**WHAT YOU WILL DO**
Transcribe the material word for word, from its first line up to and including the line that contains "y-tick-label: 0.1 bbox=[54, 241, 73, 255]".

━━━━━ SUPPLIED ENTRIES

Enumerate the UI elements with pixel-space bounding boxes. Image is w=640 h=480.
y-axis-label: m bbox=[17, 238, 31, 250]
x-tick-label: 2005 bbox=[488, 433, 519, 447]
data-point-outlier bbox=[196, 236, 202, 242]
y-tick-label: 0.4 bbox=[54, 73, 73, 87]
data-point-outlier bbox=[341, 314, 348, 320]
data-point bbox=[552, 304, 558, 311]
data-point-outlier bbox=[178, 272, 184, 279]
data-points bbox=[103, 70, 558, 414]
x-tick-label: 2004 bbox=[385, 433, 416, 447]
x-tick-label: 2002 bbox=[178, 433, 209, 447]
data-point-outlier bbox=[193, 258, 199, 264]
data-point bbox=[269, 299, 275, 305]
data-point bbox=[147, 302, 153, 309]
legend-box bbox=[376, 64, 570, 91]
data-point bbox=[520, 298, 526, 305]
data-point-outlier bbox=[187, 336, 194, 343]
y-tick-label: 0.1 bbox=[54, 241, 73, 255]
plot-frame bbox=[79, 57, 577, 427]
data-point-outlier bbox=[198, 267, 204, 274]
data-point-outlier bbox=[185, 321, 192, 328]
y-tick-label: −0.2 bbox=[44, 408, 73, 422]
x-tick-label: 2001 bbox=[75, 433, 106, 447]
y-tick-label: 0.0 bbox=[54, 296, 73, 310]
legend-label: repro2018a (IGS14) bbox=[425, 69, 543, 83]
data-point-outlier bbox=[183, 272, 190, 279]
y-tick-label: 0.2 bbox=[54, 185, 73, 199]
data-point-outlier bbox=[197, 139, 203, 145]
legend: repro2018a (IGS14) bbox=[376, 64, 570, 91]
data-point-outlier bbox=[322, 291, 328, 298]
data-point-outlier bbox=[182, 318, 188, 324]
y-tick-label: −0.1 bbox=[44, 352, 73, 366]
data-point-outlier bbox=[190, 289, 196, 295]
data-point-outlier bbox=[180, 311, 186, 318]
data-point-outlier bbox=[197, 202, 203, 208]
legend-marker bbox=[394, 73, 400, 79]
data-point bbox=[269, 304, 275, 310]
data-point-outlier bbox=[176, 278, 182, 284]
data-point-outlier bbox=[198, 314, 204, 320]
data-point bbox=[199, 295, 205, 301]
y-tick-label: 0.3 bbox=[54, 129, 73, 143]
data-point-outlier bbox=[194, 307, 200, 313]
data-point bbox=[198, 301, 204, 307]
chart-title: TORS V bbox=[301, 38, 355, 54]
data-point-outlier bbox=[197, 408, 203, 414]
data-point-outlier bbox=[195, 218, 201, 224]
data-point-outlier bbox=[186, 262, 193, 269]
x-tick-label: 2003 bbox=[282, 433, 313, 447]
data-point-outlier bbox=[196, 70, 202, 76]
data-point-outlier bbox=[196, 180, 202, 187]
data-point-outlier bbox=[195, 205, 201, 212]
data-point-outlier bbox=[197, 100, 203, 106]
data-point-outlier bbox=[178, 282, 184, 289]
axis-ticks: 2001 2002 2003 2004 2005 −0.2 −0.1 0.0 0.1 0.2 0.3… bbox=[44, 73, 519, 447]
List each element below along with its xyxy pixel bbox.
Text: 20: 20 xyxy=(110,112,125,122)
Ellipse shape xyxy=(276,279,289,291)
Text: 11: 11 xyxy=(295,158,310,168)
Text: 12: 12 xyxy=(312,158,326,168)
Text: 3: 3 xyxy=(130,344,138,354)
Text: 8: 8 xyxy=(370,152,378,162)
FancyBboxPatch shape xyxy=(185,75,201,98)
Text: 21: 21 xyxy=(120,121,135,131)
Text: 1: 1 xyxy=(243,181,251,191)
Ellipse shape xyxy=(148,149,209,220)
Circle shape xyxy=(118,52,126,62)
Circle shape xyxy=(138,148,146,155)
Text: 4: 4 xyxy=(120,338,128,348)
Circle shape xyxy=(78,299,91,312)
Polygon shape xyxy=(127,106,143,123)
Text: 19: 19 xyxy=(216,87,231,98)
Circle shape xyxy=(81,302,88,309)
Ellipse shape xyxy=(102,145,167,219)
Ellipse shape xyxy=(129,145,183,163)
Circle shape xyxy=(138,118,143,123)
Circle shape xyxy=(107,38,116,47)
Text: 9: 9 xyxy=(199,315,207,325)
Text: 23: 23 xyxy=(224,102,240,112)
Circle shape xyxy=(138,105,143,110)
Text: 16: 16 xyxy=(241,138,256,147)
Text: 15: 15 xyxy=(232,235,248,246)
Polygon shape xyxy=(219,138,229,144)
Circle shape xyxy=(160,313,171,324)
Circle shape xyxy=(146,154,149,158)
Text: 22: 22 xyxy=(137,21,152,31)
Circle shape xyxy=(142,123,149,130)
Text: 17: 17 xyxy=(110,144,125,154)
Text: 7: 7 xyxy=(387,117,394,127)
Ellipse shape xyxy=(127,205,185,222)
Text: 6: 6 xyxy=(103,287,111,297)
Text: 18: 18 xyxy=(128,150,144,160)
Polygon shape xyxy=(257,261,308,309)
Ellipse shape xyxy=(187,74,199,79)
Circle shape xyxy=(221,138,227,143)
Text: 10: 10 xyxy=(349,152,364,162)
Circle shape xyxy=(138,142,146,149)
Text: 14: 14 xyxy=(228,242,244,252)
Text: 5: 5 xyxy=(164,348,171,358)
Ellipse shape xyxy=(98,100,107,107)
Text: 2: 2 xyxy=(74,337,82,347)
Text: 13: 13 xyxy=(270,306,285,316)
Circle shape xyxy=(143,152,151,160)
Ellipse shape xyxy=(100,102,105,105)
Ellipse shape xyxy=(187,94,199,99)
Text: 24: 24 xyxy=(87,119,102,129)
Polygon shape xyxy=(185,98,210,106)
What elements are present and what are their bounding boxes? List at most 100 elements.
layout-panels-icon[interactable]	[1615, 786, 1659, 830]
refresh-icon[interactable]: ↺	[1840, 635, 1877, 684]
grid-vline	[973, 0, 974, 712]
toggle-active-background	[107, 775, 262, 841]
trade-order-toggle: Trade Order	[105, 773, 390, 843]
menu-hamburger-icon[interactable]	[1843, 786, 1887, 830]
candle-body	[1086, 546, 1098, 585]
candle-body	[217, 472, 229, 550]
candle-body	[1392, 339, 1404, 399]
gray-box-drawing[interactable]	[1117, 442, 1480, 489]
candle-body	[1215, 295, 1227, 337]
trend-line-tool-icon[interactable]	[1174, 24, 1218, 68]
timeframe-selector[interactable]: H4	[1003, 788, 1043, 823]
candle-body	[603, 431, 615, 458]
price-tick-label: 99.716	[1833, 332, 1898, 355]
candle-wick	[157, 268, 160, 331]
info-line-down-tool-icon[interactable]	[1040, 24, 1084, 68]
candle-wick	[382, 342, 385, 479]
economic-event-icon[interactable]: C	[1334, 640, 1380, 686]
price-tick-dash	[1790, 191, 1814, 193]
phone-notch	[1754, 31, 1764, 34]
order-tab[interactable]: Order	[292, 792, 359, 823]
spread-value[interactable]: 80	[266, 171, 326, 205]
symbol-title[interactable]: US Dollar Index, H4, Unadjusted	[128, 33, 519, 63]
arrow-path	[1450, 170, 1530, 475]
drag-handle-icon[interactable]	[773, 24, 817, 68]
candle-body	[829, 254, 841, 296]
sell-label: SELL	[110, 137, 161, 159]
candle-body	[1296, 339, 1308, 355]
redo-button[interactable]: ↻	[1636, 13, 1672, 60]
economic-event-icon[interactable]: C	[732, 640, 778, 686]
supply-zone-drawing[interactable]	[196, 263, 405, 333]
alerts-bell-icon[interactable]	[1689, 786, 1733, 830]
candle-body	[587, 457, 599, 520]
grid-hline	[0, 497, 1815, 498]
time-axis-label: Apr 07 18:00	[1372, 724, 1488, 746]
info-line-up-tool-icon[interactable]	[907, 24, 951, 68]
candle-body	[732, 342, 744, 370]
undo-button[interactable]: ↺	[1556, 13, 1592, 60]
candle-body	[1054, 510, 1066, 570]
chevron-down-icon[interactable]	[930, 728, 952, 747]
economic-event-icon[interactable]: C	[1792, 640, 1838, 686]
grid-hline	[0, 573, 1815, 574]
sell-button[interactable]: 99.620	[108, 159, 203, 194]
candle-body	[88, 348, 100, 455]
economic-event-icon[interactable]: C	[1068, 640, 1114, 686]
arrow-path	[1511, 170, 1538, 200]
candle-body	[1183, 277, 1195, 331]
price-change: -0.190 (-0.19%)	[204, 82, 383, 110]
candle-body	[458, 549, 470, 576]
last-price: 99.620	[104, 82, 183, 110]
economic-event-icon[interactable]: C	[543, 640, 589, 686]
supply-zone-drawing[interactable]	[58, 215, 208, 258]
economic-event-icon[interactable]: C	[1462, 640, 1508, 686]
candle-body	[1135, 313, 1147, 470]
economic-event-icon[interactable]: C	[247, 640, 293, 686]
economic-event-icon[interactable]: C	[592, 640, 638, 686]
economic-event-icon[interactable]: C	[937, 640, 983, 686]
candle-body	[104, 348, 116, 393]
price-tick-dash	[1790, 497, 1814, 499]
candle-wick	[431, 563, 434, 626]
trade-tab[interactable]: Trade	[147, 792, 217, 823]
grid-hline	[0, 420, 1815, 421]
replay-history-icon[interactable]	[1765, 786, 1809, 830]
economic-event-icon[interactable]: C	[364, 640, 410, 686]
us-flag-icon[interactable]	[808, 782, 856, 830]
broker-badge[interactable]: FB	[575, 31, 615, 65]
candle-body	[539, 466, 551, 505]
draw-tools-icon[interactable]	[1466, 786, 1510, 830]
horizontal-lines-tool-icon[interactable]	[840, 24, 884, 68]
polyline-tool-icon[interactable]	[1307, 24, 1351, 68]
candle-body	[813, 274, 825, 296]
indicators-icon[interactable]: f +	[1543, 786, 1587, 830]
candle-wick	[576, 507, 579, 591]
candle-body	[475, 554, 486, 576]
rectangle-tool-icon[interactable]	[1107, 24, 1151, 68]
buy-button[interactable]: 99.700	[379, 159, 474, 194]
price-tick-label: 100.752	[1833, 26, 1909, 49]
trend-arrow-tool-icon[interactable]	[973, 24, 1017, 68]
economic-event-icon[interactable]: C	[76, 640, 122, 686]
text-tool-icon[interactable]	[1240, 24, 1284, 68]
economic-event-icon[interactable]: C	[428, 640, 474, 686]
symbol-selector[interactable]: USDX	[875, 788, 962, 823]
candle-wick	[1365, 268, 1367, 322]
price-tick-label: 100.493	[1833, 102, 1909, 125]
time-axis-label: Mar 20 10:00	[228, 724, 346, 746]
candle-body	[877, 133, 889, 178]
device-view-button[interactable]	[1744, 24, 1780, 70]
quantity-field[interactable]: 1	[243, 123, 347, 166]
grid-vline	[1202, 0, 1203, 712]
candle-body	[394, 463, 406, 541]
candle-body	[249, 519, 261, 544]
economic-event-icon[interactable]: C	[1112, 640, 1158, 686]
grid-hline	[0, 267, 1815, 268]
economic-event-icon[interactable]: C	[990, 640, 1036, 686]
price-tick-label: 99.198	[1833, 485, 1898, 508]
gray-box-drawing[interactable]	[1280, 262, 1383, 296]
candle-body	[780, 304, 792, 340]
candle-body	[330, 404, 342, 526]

━━━━━━━━━━

**TASK OUTPUT**
Enumerate the UI elements with pixel-space bounding boxes. Image is w=640 h=480.
y-axis-label: m bbox=[17, 238, 31, 250]
x-tick-label: 2005 bbox=[488, 433, 519, 447]
data-point-outlier bbox=[196, 236, 202, 242]
y-tick-label: 0.4 bbox=[54, 73, 73, 87]
data-point-outlier bbox=[341, 314, 348, 320]
data-point bbox=[552, 304, 558, 311]
data-point-outlier bbox=[178, 272, 184, 279]
data-points bbox=[103, 70, 558, 414]
x-tick-label: 2004 bbox=[385, 433, 416, 447]
x-tick-label: 2002 bbox=[178, 433, 209, 447]
data-point-outlier bbox=[193, 258, 199, 264]
data-point bbox=[269, 299, 275, 305]
data-point bbox=[147, 302, 153, 309]
legend-box bbox=[376, 64, 570, 91]
data-point bbox=[520, 298, 526, 305]
data-point-outlier bbox=[187, 336, 194, 343]
y-tick-label: 0.1 bbox=[54, 241, 73, 255]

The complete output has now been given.